GIVEN EXERCISE 1
Repeat the part of the shirt collar text that opens with the words containing "Updated February 21, 2017" and closes with "front facing you.", copying it word for word.

How to make a shirt collar stiff

Updated February 21, 2017

You look in the mirror and see a collar that's bent out of shape and flat. The rest of your collared shirts share this problem. Stiffen those collars by ironing them or, if your shirt is equipped with the proper channels, by purchasing collar stays. These are small pieces of plastic or metal specially designed to keep collars stiff. Either method will ensure your shirt collar stays stiff and professional looking throughout your workday.

Set your iron to the heat setting allowed by the fabric care instructions on the tag on your collared shirt.

Place the shirt on the ironing board with the front facing you.

Unfold the collar so that it lays flat with the shirt.

Spray starch onto the collar and iron it so it becomes flat. The starch will aid in stiffening the collar's fabric. Iron from one side of the collar to the other side, pressing it gently.

Flip the shirt over and lay the collar flat again. Spray the back side of the collar with starch and iron it flat.

Fold the collar to its intended placement.

Iron along the fold of the collar to stiffen it and create a crease.

Flip your collar up.

GIVEN EXERCISE 2
Please give again the part of the second listing that opens with the line containing "For every button, label, input, icon, or" and closes with the line containing "225, 1004, 279]", swapping "screenshot" for "image" and keeping everything else unchanged. Return only those lines, and leave out the picture.

RECORDS
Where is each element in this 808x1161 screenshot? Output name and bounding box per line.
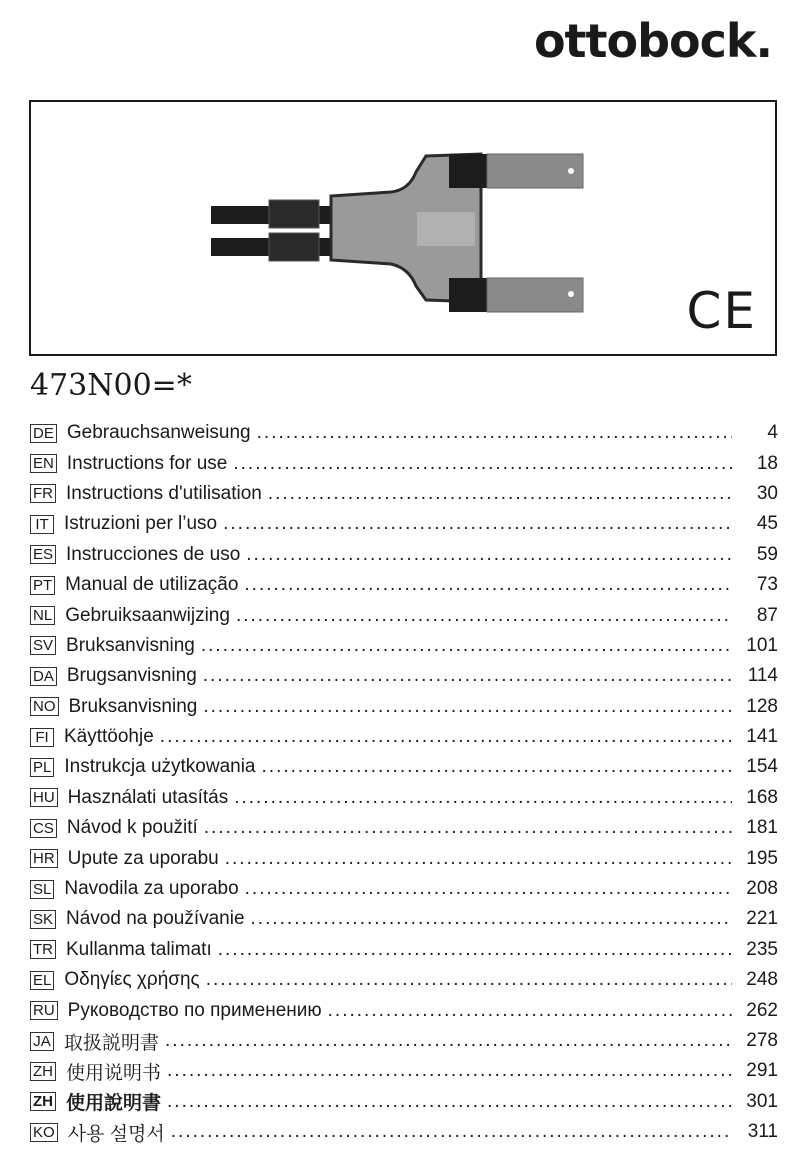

...

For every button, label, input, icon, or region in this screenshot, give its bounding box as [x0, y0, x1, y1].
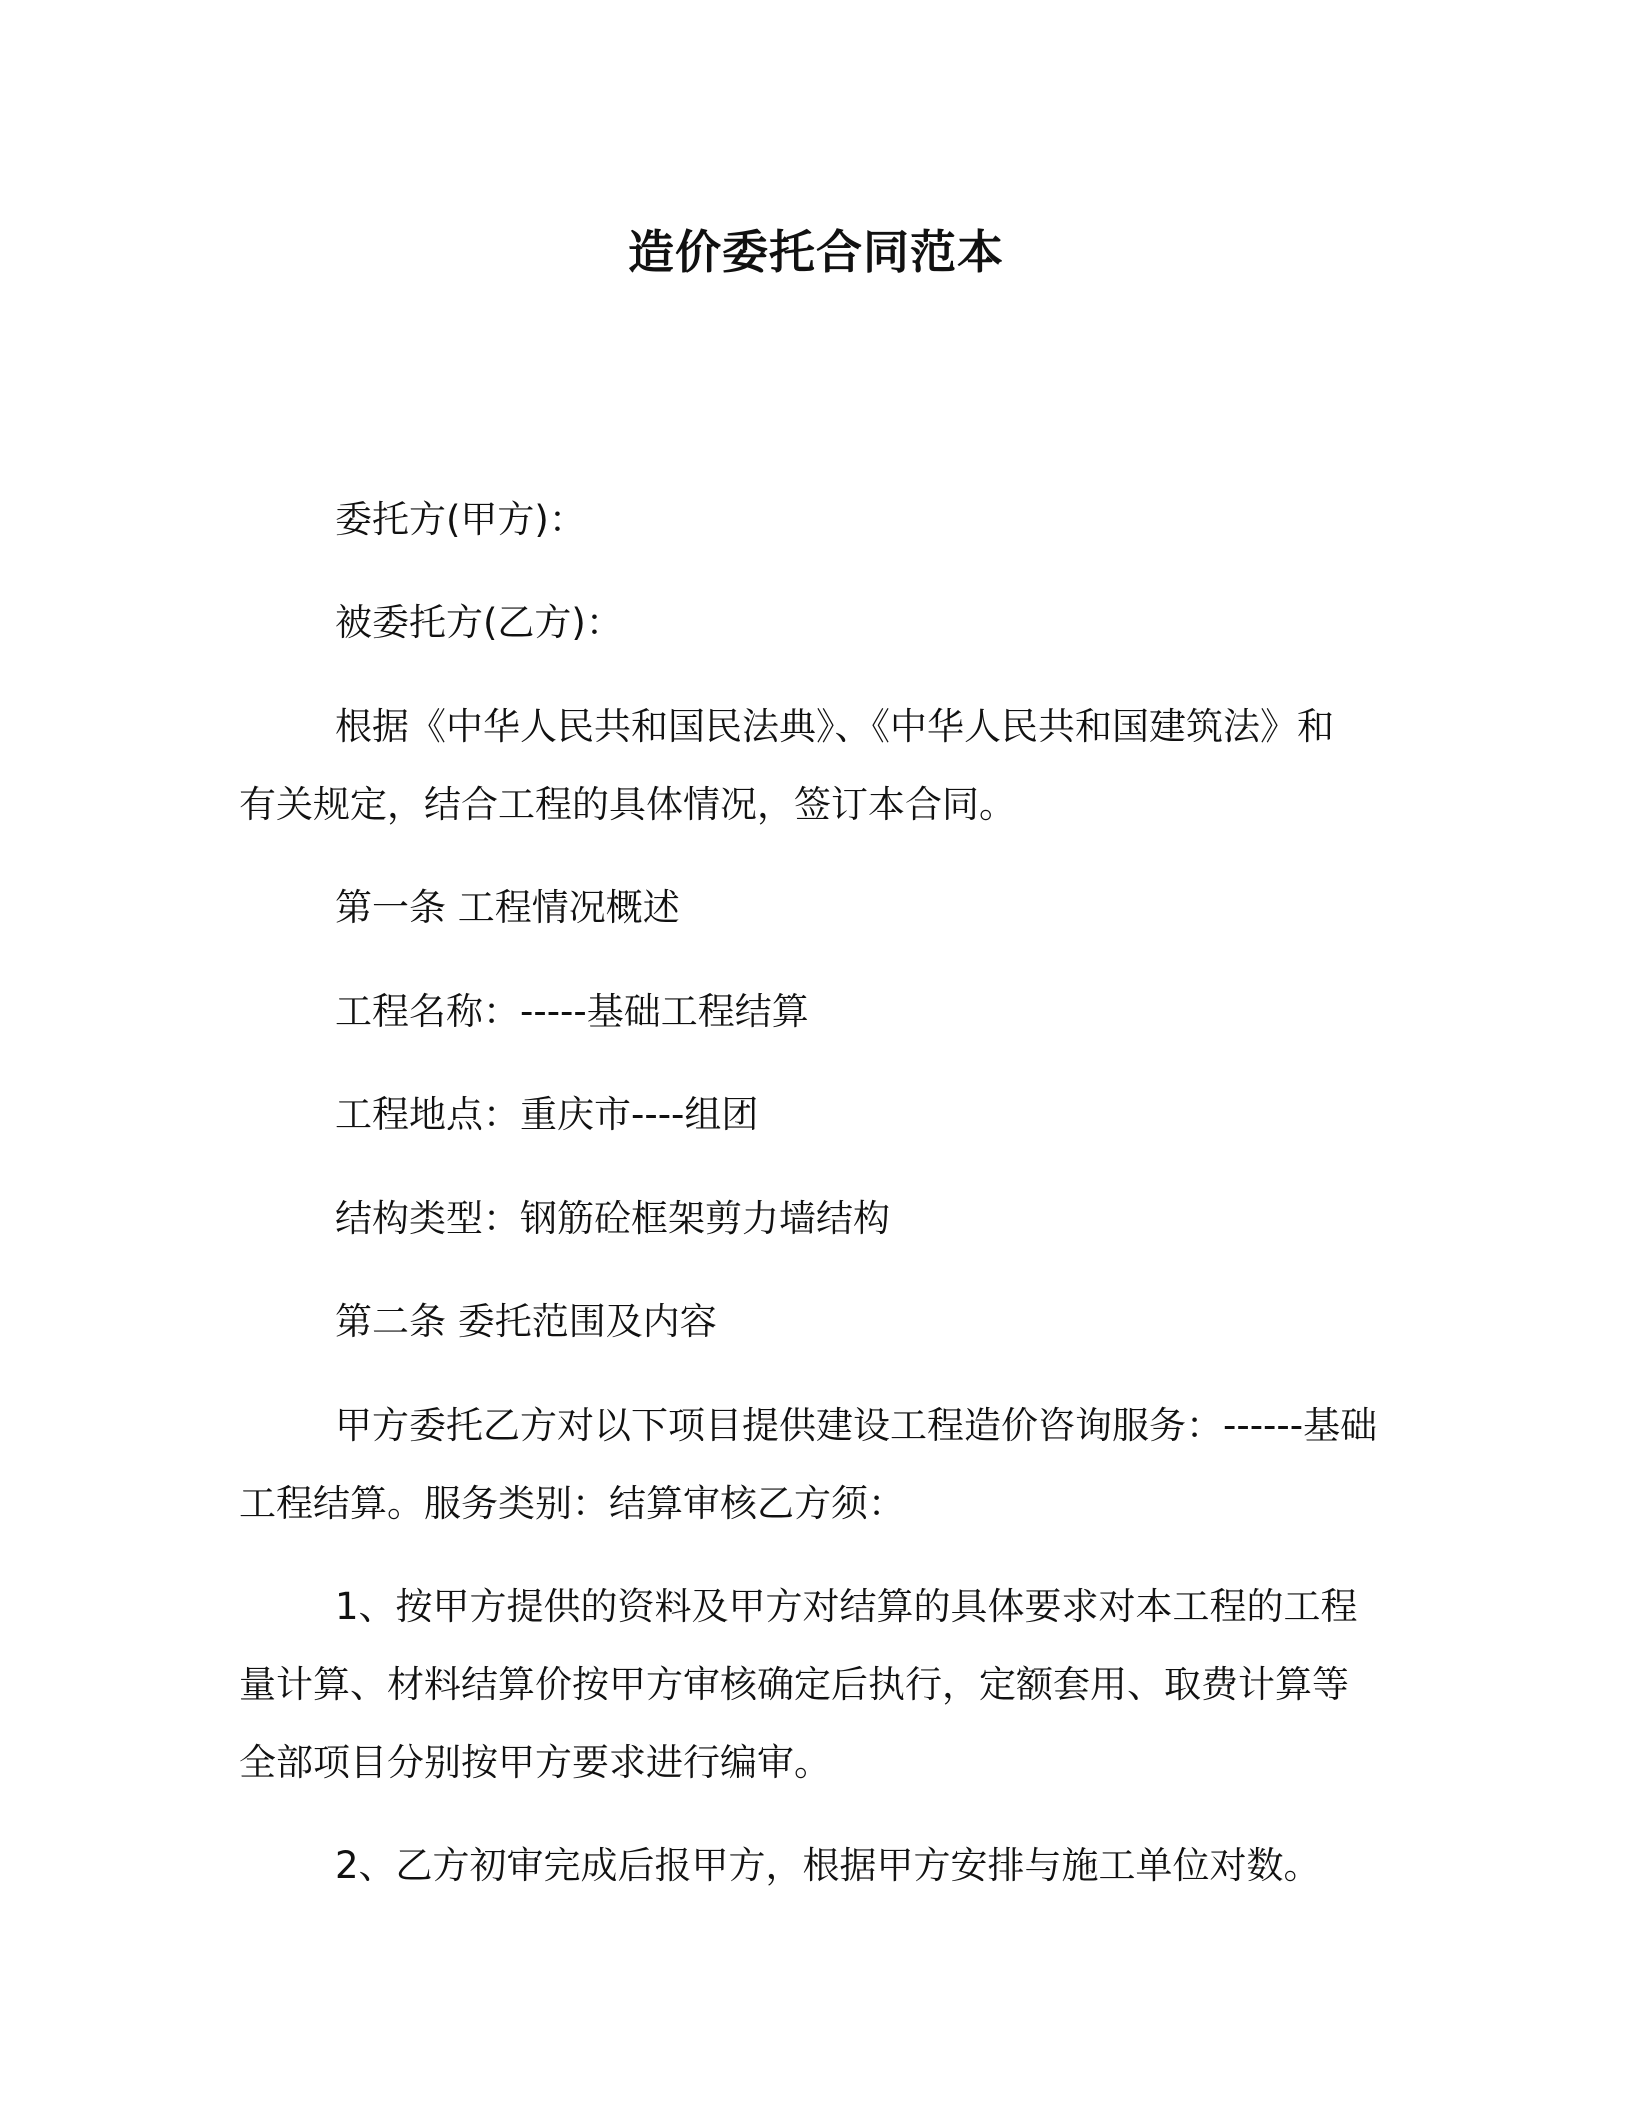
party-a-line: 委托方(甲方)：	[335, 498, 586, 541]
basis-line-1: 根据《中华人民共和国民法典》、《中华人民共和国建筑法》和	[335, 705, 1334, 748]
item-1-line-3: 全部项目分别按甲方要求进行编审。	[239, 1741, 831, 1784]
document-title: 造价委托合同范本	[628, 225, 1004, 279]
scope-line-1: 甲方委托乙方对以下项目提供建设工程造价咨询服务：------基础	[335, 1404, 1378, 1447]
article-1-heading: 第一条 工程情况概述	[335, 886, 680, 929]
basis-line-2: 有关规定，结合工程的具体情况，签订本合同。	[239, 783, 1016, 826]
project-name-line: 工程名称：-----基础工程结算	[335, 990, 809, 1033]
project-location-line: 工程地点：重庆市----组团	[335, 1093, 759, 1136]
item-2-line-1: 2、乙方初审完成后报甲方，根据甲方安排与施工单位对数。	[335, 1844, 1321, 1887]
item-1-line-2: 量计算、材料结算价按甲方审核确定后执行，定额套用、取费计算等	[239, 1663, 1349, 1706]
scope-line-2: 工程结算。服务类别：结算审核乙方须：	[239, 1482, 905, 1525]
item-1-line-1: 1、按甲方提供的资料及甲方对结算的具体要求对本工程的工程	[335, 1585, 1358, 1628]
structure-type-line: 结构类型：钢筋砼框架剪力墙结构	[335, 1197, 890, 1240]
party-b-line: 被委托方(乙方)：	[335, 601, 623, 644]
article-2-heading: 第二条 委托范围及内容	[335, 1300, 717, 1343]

EXPECTED OUTPUT 1
Updated February 21, 2017

You look in the mirror and see a collar that's bent out of shape and flat. The rest of your collared shirts share this problem. Stiffen those collars by ironing them or, if your shirt is equipped with the proper channels, by purchasing collar stays. These are small pieces of plastic or metal specially designed to keep collars stiff. Either method will ensure your shirt collar stays stiff and professional looking throughout your workday.

Set your iron to the heat setting allowed by the fabric care instructions on the tag on your collared shirt.

Place the shirt on the ironing board with the front facing you.

EXPECTED OUTPUT 2
For every button, label, input, icon, or region in this image, give its bounding box as [x0, y0, x1, y1].
party-a-line: 委托方(甲方)：	[335, 498, 586, 541]
basis-line-1: 根据《中华人民共和国民法典》、《中华人民共和国建筑法》和	[335, 705, 1334, 748]
item-1-line-3: 全部项目分别按甲方要求进行编审。	[239, 1741, 831, 1784]
document-title: 造价委托合同范本	[628, 225, 1004, 279]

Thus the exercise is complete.